§ **Given task**
Your answer should be a single number: the count of lines that include the word "screenshot".

Dataset rows about figures
——————
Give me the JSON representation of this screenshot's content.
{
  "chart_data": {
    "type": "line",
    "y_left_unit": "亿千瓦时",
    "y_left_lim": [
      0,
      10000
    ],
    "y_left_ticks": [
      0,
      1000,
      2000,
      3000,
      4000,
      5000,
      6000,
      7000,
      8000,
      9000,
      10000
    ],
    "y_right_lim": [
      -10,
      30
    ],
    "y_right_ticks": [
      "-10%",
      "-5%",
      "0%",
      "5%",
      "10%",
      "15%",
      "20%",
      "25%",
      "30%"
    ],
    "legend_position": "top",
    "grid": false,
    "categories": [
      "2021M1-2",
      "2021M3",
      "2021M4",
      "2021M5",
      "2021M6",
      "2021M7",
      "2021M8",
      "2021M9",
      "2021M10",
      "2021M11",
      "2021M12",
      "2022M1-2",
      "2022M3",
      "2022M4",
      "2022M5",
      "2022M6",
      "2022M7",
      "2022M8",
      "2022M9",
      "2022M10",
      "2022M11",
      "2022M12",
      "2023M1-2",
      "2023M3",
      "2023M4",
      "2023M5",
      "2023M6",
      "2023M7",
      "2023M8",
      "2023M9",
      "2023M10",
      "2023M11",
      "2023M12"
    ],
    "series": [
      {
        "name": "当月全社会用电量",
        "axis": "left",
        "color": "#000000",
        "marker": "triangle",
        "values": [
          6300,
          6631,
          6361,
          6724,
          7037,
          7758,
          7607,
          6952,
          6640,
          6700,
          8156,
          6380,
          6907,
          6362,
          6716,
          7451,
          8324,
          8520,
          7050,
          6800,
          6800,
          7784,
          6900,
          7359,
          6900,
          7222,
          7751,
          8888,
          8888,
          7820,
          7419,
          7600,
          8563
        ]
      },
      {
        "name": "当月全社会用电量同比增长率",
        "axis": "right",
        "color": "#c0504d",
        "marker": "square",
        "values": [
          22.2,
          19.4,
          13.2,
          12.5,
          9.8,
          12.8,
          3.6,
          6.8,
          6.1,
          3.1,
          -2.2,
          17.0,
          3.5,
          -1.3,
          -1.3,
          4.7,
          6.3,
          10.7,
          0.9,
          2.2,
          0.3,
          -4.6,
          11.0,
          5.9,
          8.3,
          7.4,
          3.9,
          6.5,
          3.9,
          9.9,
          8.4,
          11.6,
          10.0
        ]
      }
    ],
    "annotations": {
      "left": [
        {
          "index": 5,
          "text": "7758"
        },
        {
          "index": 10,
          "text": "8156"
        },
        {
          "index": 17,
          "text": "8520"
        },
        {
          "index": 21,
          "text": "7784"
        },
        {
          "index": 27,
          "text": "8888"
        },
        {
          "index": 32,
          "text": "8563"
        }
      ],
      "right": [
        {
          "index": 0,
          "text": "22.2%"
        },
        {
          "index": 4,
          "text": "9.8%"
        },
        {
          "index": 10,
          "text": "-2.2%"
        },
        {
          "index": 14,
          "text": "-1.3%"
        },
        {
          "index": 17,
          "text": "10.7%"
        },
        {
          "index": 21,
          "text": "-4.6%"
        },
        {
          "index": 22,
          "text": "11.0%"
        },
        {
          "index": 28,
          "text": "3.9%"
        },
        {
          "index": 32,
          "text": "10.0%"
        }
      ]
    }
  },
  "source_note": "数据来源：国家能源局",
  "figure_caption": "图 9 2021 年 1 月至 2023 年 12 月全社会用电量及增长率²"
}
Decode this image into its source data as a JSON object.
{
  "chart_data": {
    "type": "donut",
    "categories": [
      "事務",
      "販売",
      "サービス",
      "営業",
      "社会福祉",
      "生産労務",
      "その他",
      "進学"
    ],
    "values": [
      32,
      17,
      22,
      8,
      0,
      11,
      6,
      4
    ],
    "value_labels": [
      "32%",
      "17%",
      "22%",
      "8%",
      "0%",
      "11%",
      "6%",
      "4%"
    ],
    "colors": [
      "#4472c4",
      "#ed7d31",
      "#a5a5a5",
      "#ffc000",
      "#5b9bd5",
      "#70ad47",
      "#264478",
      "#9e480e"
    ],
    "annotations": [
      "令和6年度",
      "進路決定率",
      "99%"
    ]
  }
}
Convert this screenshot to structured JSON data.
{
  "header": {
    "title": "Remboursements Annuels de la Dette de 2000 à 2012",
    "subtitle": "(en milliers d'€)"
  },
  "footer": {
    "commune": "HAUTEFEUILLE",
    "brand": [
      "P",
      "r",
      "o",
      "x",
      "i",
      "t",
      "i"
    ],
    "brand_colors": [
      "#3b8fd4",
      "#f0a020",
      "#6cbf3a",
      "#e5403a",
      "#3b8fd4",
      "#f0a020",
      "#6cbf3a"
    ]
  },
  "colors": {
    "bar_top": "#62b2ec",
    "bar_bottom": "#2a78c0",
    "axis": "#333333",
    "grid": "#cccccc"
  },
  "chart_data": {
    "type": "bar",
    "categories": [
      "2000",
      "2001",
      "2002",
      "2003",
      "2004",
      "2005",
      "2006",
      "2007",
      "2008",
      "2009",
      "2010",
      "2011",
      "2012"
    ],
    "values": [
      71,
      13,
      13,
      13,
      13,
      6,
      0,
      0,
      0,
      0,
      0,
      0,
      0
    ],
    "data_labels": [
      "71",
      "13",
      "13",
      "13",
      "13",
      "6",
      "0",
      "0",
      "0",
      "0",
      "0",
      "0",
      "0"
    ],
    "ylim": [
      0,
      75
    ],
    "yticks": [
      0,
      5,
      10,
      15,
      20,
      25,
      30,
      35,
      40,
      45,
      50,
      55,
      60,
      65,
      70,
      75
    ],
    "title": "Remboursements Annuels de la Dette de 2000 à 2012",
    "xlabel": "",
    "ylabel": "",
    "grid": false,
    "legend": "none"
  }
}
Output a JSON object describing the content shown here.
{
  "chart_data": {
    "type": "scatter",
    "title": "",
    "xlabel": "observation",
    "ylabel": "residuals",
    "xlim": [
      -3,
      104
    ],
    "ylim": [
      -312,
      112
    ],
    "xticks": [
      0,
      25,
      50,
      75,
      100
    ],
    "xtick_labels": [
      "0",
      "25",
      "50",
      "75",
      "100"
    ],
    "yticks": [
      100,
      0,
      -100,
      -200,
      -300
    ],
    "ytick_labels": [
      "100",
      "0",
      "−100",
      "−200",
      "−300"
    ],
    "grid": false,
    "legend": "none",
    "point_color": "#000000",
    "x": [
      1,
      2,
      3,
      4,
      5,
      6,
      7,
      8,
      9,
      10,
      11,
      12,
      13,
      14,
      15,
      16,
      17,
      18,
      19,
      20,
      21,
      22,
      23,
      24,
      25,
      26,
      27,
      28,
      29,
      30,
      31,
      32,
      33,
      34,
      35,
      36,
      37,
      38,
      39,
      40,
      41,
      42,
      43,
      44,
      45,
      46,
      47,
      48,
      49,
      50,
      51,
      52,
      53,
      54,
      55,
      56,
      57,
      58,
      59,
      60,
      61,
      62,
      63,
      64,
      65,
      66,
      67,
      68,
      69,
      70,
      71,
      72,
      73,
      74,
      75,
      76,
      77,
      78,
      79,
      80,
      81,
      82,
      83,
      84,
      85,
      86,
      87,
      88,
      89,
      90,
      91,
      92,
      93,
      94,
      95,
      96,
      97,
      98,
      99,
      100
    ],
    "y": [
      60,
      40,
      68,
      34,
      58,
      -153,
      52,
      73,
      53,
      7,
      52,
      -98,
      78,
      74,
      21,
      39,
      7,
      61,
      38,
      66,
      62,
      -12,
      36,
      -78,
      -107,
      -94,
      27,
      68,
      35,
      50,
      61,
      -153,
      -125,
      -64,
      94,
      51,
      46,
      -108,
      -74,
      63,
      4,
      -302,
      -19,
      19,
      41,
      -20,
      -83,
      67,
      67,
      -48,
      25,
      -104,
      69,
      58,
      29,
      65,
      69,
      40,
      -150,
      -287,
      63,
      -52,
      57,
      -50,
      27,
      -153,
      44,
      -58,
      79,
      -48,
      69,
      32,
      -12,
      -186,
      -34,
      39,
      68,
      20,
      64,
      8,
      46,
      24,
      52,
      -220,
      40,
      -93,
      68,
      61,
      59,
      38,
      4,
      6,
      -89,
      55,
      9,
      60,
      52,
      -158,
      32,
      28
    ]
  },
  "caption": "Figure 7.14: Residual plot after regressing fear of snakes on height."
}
——————
§ **Answer to this exercise**
2